- STATED GOAL -
Pick out each line below containing "JSON".

>> Start

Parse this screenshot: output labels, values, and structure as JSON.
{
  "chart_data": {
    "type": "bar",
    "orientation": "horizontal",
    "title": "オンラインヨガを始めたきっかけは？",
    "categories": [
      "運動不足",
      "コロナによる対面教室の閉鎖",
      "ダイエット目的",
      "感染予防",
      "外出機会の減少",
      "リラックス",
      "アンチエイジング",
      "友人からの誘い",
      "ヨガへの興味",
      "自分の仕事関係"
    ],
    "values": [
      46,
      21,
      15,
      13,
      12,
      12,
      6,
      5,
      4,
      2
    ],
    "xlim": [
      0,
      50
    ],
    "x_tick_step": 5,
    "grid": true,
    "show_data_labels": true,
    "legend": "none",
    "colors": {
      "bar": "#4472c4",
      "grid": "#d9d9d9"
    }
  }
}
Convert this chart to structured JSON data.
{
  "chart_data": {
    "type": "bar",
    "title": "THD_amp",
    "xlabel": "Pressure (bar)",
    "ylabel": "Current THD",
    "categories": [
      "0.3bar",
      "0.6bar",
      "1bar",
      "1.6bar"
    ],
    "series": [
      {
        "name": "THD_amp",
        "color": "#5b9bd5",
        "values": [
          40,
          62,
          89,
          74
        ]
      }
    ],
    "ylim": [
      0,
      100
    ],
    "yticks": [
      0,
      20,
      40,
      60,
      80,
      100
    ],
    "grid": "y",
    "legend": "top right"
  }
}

>> End

- REPLY TO THE EXERCISE -
Parse this screenshot: output labels, values, and structure as JSON.
Convert this chart to structured JSON data.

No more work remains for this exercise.